● **JOB**: Every record must be repeated exactly; omit any pictures they contain.
◇ ◇ ◇ ◇
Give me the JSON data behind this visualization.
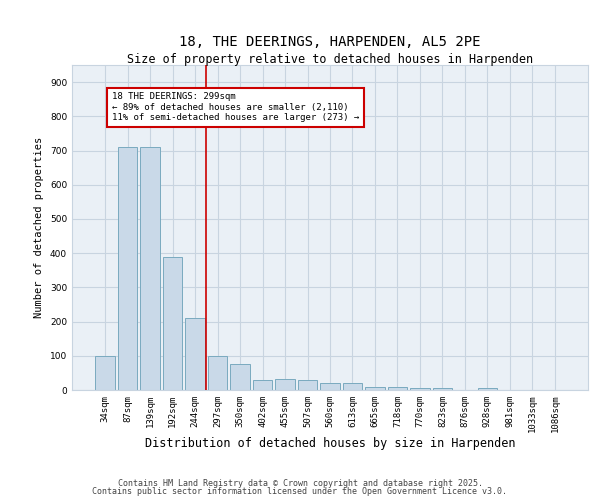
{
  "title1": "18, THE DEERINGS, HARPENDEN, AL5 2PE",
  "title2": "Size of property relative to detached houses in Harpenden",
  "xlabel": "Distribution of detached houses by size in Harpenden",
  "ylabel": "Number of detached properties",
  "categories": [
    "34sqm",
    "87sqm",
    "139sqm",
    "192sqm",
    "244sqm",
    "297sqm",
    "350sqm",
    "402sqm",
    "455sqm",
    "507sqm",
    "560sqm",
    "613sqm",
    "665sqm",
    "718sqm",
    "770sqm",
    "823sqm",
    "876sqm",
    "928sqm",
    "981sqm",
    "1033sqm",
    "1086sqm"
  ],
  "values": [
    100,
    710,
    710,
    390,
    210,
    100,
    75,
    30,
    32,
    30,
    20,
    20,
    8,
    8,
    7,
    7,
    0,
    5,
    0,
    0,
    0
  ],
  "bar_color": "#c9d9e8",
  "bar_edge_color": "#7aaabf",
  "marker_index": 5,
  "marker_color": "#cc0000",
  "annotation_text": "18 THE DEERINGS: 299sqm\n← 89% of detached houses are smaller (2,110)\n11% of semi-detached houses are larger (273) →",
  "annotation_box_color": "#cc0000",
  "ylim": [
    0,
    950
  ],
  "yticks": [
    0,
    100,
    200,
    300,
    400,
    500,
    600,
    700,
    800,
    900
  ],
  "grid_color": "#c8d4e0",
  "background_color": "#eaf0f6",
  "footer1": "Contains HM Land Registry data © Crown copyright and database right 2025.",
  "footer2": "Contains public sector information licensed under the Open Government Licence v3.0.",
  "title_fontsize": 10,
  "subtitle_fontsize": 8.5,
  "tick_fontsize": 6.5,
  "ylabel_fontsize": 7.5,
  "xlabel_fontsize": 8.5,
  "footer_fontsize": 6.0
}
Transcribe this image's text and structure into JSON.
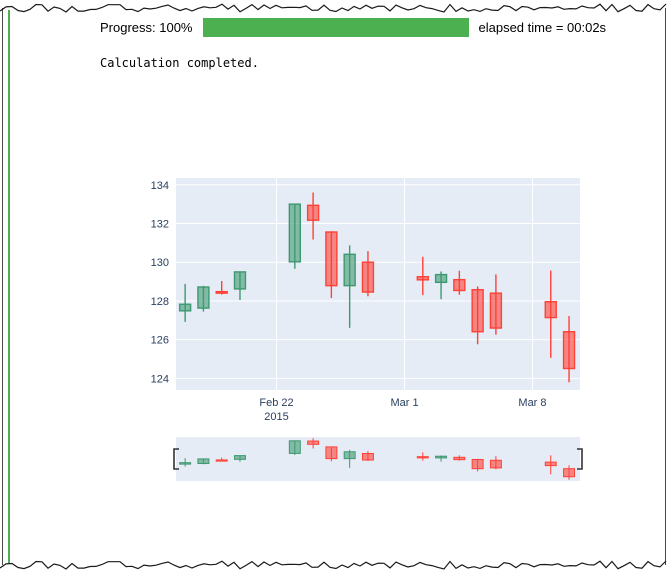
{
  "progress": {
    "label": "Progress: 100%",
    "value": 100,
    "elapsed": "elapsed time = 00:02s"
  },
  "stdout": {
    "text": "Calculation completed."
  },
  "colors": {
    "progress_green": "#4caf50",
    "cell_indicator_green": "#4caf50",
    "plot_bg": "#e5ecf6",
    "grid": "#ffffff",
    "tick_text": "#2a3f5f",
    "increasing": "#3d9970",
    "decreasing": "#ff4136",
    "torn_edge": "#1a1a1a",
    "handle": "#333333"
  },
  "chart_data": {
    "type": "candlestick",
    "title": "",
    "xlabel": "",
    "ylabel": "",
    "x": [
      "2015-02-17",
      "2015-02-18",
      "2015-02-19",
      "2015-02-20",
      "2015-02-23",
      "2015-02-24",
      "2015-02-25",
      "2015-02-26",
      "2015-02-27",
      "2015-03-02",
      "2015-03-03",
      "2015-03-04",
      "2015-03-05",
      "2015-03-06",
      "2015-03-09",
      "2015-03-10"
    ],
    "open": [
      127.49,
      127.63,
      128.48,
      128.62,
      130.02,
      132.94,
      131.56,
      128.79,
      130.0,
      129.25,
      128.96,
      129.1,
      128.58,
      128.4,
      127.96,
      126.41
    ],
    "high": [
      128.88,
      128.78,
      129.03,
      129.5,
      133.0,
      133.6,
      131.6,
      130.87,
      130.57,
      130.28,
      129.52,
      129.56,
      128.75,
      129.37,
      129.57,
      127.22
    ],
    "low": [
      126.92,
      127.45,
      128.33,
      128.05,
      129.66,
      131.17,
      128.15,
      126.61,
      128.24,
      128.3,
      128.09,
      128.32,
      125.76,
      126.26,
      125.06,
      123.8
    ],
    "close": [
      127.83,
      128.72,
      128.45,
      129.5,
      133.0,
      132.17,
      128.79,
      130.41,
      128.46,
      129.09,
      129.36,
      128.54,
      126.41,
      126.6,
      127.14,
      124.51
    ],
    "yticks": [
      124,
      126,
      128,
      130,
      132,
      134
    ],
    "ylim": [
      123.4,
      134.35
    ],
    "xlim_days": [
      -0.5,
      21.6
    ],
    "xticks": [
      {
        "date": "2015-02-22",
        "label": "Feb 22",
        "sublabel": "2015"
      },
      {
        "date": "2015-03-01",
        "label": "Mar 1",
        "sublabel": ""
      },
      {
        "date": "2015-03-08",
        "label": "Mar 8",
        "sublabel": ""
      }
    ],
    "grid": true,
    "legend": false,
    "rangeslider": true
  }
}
◇ ◇ ◇ ◇
● **TASK SOLUTION**:
Give me the JSON data behind this visualization.
{
  "title1": "18, THE DEERINGS, HARPENDEN, AL5 2PE",
  "title2": "Size of property relative to detached houses in Harpenden",
  "xlabel": "Distribution of detached houses by size in Harpenden",
  "ylabel": "Number of detached properties",
  "categories": [
    "34sqm",
    "87sqm",
    "139sqm",
    "192sqm",
    "244sqm",
    "297sqm",
    "350sqm",
    "402sqm",
    "455sqm",
    "507sqm",
    "560sqm",
    "613sqm",
    "665sqm",
    "718sqm",
    "770sqm",
    "823sqm",
    "876sqm",
    "928sqm",
    "981sqm",
    "1033sqm",
    "1086sqm"
  ],
  "values": [
    100,
    710,
    710,
    390,
    210,
    100,
    75,
    30,
    32,
    30,
    20,
    20,
    8,
    8,
    7,
    7,
    0,
    5,
    0,
    0,
    0
  ],
  "bar_color": "#c9d9e8",
  "bar_edge_color": "#7aaabf",
  "marker_index": 5,
  "marker_color": "#cc0000",
  "annotation_text": "18 THE DEERINGS: 299sqm\n← 89% of detached houses are smaller (2,110)\n11% of semi-detached houses are larger (273) →",
  "annotation_box_color": "#cc0000",
  "ylim": [
    0,
    950
  ],
  "yticks": [
    0,
    100,
    200,
    300,
    400,
    500,
    600,
    700,
    800,
    900
  ],
  "grid_color": "#c8d4e0",
  "background_color": "#eaf0f6",
  "footer1": "Contains HM Land Registry data © Crown copyright and database right 2025.",
  "footer2": "Contains public sector information licensed under the Open Government Licence v3.0.",
  "title_fontsize": 10,
  "subtitle_fontsize": 8.5,
  "tick_fontsize": 6.5,
  "ylabel_fontsize": 7.5,
  "xlabel_fontsize": 8.5,
  "footer_fontsize": 6.0
}
Transcribe this image's text and structure into JSON.
{
  "progress": {
    "label": "Progress: 100%",
    "value": 100,
    "elapsed": "elapsed time = 00:02s"
  },
  "stdout": {
    "text": "Calculation completed."
  },
  "colors": {
    "progress_green": "#4caf50",
    "cell_indicator_green": "#4caf50",
    "plot_bg": "#e5ecf6",
    "grid": "#ffffff",
    "tick_text": "#2a3f5f",
    "increasing": "#3d9970",
    "decreasing": "#ff4136",
    "torn_edge": "#1a1a1a",
    "handle": "#333333"
  },
  "chart_data": {
    "type": "candlestick",
    "title": "",
    "xlabel": "",
    "ylabel": "",
    "x": [
      "2015-02-17",
      "2015-02-18",
      "2015-02-19",
      "2015-02-20",
      "2015-02-23",
      "2015-02-24",
      "2015-02-25",
      "2015-02-26",
      "2015-02-27",
      "2015-03-02",
      "2015-03-03",
      "2015-03-04",
      "2015-03-05",
      "2015-03-06",
      "2015-03-09",
      "2015-03-10"
    ],
    "open": [
      127.49,
      127.63,
      128.48,
      128.62,
      130.02,
      132.94,
      131.56,
      128.79,
      130.0,
      129.25,
      128.96,
      129.1,
      128.58,
      128.4,
      127.96,
      126.41
    ],
    "high": [
      128.88,
      128.78,
      129.03,
      129.5,
      133.0,
      133.6,
      131.6,
      130.87,
      130.57,
      130.28,
      129.52,
      129.56,
      128.75,
      129.37,
      129.57,
      127.22
    ],
    "low": [
      126.92,
      127.45,
      128.33,
      128.05,
      129.66,
      131.17,
      128.15,
      126.61,
      128.24,
      128.3,
      128.09,
      128.32,
      125.76,
      126.26,
      125.06,
      123.8
    ],
    "close": [
      127.83,
      128.72,
      128.45,
      129.5,
      133.0,
      132.17,
      128.79,
      130.41,
      128.46,
      129.09,
      129.36,
      128.54,
      126.41,
      126.6,
      127.14,
      124.51
    ],
    "yticks": [
      124,
      126,
      128,
      130,
      132,
      134
    ],
    "ylim": [
      123.4,
      134.35
    ],
    "xlim_days": [
      -0.5,
      21.6
    ],
    "xticks": [
      {
        "date": "2015-02-22",
        "label": "Feb 22",
        "sublabel": "2015"
      },
      {
        "date": "2015-03-01",
        "label": "Mar 1",
        "sublabel": ""
      },
      {
        "date": "2015-03-08",
        "label": "Mar 8",
        "sublabel": ""
      }
    ],
    "grid": true,
    "legend": false,
    "rangeslider": true
  }
}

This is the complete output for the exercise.